Collection entries:
--------------------

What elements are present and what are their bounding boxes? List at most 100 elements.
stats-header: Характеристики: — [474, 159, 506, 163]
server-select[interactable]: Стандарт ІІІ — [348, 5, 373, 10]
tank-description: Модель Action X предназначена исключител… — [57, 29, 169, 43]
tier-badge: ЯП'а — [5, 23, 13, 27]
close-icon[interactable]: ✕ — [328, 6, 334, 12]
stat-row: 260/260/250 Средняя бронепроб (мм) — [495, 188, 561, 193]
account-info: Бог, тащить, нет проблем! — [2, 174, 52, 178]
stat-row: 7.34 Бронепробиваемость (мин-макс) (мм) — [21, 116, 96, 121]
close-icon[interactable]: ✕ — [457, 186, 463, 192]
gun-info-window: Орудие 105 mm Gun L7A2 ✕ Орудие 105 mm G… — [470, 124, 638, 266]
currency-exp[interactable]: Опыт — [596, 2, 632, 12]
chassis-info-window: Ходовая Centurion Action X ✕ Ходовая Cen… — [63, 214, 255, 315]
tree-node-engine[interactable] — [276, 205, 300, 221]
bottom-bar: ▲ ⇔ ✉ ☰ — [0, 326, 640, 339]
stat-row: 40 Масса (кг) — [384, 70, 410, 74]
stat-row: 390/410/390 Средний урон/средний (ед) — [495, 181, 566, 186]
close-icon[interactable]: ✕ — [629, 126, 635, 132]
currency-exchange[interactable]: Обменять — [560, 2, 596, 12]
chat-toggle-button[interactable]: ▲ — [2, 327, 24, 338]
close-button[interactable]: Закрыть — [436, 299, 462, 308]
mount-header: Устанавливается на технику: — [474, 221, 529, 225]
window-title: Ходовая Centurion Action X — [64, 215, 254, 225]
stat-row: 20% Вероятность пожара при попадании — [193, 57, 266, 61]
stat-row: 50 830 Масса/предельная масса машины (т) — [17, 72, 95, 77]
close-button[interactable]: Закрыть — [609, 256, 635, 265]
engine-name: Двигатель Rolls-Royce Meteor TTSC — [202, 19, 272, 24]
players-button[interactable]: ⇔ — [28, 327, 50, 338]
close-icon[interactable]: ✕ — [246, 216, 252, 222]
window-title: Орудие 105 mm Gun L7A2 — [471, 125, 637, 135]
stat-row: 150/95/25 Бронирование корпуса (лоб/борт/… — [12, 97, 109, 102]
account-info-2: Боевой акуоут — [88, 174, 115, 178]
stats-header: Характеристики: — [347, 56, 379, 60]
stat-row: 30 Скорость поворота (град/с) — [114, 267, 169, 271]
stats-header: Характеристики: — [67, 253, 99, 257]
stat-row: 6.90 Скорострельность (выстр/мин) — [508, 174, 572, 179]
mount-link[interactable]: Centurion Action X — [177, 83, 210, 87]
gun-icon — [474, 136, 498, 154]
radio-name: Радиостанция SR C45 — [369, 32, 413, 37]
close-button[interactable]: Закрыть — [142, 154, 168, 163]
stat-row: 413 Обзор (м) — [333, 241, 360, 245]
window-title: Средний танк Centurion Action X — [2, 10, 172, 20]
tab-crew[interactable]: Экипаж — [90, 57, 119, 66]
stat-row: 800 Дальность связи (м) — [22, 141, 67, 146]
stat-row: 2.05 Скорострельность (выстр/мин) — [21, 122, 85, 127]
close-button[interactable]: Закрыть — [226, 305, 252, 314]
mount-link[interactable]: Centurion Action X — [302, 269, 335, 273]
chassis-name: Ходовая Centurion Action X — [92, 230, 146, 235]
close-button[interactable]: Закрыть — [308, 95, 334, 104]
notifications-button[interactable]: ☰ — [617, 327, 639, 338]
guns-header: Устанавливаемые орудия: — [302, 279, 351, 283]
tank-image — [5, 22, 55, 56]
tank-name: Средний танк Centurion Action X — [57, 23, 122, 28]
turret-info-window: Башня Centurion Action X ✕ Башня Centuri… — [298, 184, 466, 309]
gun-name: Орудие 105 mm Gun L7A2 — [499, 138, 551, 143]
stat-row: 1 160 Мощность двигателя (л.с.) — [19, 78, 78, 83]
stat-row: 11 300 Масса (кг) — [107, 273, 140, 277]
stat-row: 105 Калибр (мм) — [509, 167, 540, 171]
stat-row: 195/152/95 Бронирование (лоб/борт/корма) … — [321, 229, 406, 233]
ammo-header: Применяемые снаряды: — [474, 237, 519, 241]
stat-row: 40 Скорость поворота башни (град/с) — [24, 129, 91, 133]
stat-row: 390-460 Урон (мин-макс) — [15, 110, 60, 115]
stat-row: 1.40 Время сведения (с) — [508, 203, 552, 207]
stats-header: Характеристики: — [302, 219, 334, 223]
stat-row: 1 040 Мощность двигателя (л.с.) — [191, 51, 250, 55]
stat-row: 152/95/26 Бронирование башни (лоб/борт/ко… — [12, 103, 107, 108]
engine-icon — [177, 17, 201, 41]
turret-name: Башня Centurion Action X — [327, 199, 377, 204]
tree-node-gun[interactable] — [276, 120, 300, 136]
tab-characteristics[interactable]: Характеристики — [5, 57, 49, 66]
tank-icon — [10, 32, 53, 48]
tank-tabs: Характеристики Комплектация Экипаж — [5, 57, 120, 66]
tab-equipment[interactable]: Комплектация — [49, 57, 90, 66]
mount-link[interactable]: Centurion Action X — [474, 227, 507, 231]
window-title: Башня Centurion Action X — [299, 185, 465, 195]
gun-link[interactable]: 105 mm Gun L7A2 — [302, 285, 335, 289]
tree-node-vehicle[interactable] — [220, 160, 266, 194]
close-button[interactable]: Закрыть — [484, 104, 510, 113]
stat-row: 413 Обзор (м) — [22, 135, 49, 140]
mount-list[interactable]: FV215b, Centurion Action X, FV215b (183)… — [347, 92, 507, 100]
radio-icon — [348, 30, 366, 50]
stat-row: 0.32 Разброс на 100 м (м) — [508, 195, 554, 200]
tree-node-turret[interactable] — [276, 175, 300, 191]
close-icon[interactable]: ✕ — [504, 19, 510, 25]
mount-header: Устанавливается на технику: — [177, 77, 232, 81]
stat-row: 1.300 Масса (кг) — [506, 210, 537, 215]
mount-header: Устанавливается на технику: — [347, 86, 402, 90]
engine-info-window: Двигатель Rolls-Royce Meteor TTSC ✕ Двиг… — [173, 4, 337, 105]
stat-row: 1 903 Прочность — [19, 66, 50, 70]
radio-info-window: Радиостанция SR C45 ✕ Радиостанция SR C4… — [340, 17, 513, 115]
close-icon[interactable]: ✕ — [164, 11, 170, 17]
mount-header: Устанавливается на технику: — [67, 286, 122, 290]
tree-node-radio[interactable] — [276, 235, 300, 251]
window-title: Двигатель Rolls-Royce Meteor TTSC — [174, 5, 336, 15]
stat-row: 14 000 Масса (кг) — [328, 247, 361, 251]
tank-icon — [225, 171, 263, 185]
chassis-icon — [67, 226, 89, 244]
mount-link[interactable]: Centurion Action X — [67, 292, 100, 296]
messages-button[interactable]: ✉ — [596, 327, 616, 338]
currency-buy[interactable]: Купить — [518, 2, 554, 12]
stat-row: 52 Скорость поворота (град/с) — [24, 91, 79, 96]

--------------------

### [Written problem]
Return every item above verbatim, preserving each line.

### [Full solution]
What elements are present and what are their bounding boxes? List at most 100 elements.
stats-header: Характеристики: — [474, 159, 506, 163]
server-select[interactable]: Стандарт ІІІ — [348, 5, 373, 10]
tank-description: Модель Action X предназначена исключител… — [57, 29, 169, 43]
tier-badge: ЯП'а — [5, 23, 13, 27]
close-icon[interactable]: ✕ — [328, 6, 334, 12]
stat-row: 260/260/250 Средняя бронепроб (мм) — [495, 188, 561, 193]
account-info: Бог, тащить, нет проблем! — [2, 174, 52, 178]
stat-row: 7.34 Бронепробиваемость (мин-макс) (мм) — [21, 116, 96, 121]
close-icon[interactable]: ✕ — [457, 186, 463, 192]
gun-info-window: Орудие 105 mm Gun L7A2 ✕ Орудие 105 mm G… — [470, 124, 638, 266]
currency-exp[interactable]: Опыт — [596, 2, 632, 12]
chassis-info-window: Ходовая Centurion Action X ✕ Ходовая Cen… — [63, 214, 255, 315]
tree-node-engine[interactable] — [276, 205, 300, 221]
bottom-bar: ▲ ⇔ ✉ ☰ — [0, 326, 640, 339]
stat-row: 40 Масса (кг) — [384, 70, 410, 74]
stat-row: 390/410/390 Средний урон/средний (ед) — [495, 181, 566, 186]
close-icon[interactable]: ✕ — [629, 126, 635, 132]
currency-exchange[interactable]: Обменять — [560, 2, 596, 12]
chat-toggle-button[interactable]: ▲ — [2, 327, 24, 338]
close-button[interactable]: Закрыть — [436, 299, 462, 308]
mount-header: Устанавливается на технику: — [474, 221, 529, 225]
window-title: Ходовая Centurion Action X — [64, 215, 254, 225]
stat-row: 20% Вероятность пожара при попадании — [193, 57, 266, 61]
stat-row: 50 830 Масса/предельная масса машины (т) — [17, 72, 95, 77]
close-button[interactable]: Закрыть — [609, 256, 635, 265]
engine-name: Двигатель Rolls-Royce Meteor TTSC — [202, 19, 272, 24]
players-button[interactable]: ⇔ — [28, 327, 50, 338]
close-icon[interactable]: ✕ — [246, 216, 252, 222]
window-title: Орудие 105 mm Gun L7A2 — [471, 125, 637, 135]
stat-row: 150/95/25 Бронирование корпуса (лоб/борт/… — [12, 97, 109, 102]
account-info-2: Боевой акуоут — [88, 174, 115, 178]
stats-header: Характеристики: — [347, 56, 379, 60]
stat-row: 30 Скорость поворота (град/с) — [114, 267, 169, 271]
stats-header: Характеристики: — [67, 253, 99, 257]
stat-row: 6.90 Скорострельность (выстр/мин) — [508, 174, 572, 179]
mount-link[interactable]: Centurion Action X — [177, 83, 210, 87]
gun-icon — [474, 136, 498, 154]
radio-name: Радиостанция SR C45 — [369, 32, 413, 37]
close-button[interactable]: Закрыть — [142, 154, 168, 163]
stat-row: 413 Обзор (м) — [333, 241, 360, 245]
window-title: Средний танк Centurion Action X — [2, 10, 172, 20]
tab-crew[interactable]: Экипаж — [90, 57, 119, 66]
stat-row: 800 Дальность связи (м) — [22, 141, 67, 146]
stat-row: 2.05 Скорострельность (выстр/мин) — [21, 122, 85, 127]
close-button[interactable]: Закрыть — [226, 305, 252, 314]
mount-link[interactable]: Centurion Action X — [302, 269, 335, 273]
chassis-name: Ходовая Centurion Action X — [92, 230, 146, 235]
close-button[interactable]: Закрыть — [308, 95, 334, 104]
notifications-button[interactable]: ☰ — [617, 327, 639, 338]
guns-header: Устанавливаемые орудия: — [302, 279, 351, 283]
tank-image — [5, 22, 55, 56]
tank-name: Средний танк Centurion Action X — [57, 23, 122, 28]
turret-info-window: Башня Centurion Action X ✕ Башня Centuri… — [298, 184, 466, 309]
gun-name: Орудие 105 mm Gun L7A2 — [499, 138, 551, 143]
stat-row: 1 160 Мощность двигателя (л.с.) — [19, 78, 78, 83]
stat-row: 11 300 Масса (кг) — [107, 273, 140, 277]
stat-row: 105 Калибр (мм) — [509, 167, 540, 171]
stat-row: 195/152/95 Бронирование (лоб/борт/корма) … — [321, 229, 406, 233]
ammo-header: Применяемые снаряды: — [474, 237, 519, 241]
stat-row: 40 Скорость поворота башни (град/с) — [24, 129, 91, 133]
stat-row: 390-460 Урон (мин-макс) — [15, 110, 60, 115]
stat-row: 1.40 Время сведения (с) — [508, 203, 552, 207]
stats-header: Характеристики: — [302, 219, 334, 223]
stat-row: 1 040 Мощность двигателя (л.с.) — [191, 51, 250, 55]
stat-row: 152/95/26 Бронирование башни (лоб/борт/ко… — [12, 103, 107, 108]
engine-icon — [177, 17, 201, 41]
turret-name: Башня Centurion Action X — [327, 199, 377, 204]
tree-node-gun[interactable] — [276, 120, 300, 136]
tab-characteristics[interactable]: Характеристики — [5, 57, 49, 66]
tank-icon — [10, 32, 53, 48]
tank-tabs: Характеристики Комплектация Экипаж — [5, 57, 120, 66]
tab-equipment[interactable]: Комплектация — [49, 57, 90, 66]
mount-link[interactable]: Centurion Action X — [474, 227, 507, 231]
window-title: Башня Centurion Action X — [299, 185, 465, 195]
gun-link[interactable]: 105 mm Gun L7A2 — [302, 285, 335, 289]
tree-node-vehicle[interactable] — [220, 160, 266, 194]
close-button[interactable]: Закрыть — [484, 104, 510, 113]
stat-row: 413 Обзор (м) — [22, 135, 49, 140]
mount-list[interactable]: FV215b, Centurion Action X, FV215b (183)… — [347, 92, 507, 100]
radio-icon — [348, 30, 366, 50]
stat-row: 0.32 Разброс на 100 м (м) — [508, 195, 554, 200]
tree-node-turret[interactable] — [276, 175, 300, 191]
close-icon[interactable]: ✕ — [504, 19, 510, 25]
mount-header: Устанавливается на технику: — [177, 77, 232, 81]
stat-row: 1.300 Масса (кг) — [506, 210, 537, 215]
mount-header: Устанавливается на технику: — [347, 86, 402, 90]
engine-info-window: Двигатель Rolls-Royce Meteor TTSC ✕ Двиг… — [173, 4, 337, 105]
stat-row: 1 903 Прочность — [19, 66, 50, 70]
radio-info-window: Радиостанция SR C45 ✕ Радиостанция SR C4… — [340, 17, 513, 115]
close-icon[interactable]: ✕ — [164, 11, 170, 17]
mount-header: Устанавливается на технику: — [67, 286, 122, 290]
tree-node-radio[interactable] — [276, 235, 300, 251]
window-title: Двигатель Rolls-Royce Meteor TTSC — [174, 5, 336, 15]
stat-row: 14 000 Масса (кг) — [328, 247, 361, 251]
tank-icon — [225, 171, 263, 185]
chassis-icon — [67, 226, 89, 244]
mount-link[interactable]: Centurion Action X — [67, 292, 100, 296]
messages-button[interactable]: ✉ — [596, 327, 616, 338]
currency-buy[interactable]: Купить — [518, 2, 554, 12]
stat-row: 52 Скорость поворота (град/с) — [24, 91, 79, 96]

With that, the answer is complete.